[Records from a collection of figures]
[Start]
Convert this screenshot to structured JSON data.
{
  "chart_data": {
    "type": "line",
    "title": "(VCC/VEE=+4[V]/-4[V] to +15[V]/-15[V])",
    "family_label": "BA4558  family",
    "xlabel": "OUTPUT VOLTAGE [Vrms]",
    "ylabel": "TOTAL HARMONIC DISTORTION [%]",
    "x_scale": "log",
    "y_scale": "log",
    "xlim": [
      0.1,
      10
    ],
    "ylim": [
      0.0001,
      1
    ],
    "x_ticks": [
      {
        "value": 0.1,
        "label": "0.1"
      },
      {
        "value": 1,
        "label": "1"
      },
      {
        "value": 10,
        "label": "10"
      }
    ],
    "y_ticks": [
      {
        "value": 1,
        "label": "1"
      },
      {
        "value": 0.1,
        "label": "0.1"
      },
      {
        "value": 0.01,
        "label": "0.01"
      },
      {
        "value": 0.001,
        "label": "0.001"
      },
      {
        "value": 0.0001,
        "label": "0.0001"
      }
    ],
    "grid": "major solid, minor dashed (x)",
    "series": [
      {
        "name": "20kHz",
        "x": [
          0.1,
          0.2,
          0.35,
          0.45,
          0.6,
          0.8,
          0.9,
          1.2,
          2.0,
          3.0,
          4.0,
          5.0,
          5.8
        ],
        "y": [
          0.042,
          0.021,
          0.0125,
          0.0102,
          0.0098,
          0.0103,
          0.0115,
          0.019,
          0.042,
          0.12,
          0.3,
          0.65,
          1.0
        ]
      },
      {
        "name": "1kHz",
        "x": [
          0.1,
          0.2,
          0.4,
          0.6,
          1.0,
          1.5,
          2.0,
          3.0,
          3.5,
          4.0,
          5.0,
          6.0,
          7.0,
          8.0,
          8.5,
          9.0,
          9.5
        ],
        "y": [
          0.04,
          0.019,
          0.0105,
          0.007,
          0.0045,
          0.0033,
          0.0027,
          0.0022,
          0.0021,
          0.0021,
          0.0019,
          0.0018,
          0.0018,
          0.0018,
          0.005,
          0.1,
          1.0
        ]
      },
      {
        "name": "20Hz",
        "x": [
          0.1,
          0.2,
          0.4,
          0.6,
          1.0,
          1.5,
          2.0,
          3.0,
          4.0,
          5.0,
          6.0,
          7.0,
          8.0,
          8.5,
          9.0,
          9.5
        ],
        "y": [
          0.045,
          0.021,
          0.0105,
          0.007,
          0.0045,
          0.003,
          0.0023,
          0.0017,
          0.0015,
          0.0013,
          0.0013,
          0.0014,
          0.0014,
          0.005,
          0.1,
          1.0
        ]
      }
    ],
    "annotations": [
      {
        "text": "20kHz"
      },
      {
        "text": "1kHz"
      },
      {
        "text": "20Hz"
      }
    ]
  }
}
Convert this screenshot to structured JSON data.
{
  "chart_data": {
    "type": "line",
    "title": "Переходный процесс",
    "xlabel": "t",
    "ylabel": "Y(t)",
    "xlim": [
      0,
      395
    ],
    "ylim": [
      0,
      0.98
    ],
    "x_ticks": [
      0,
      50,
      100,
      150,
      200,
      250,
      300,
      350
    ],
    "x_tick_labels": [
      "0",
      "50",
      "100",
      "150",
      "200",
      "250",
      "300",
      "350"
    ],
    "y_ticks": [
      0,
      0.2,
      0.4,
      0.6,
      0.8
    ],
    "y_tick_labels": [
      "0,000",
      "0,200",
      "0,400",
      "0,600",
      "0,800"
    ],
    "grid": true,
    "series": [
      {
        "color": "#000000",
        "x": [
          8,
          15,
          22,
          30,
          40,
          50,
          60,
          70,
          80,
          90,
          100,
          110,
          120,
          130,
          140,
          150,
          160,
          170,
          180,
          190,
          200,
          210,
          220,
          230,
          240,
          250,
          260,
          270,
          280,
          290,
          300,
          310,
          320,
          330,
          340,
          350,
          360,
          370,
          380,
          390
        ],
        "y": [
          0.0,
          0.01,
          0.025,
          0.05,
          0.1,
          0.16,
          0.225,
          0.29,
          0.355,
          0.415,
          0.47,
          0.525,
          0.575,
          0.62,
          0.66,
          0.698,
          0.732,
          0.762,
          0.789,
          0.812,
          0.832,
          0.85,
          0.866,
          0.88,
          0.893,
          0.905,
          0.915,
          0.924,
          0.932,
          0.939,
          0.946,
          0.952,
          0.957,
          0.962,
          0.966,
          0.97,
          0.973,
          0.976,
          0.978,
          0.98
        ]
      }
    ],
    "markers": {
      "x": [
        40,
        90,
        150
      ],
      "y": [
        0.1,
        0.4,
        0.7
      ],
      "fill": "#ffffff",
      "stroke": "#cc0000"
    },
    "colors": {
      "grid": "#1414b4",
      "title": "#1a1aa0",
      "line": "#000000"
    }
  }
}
[End]
» **Task requirements**:
Only the count is wanted: report how many lines of the material above hold the word "ylabel".

» **Final result**:
2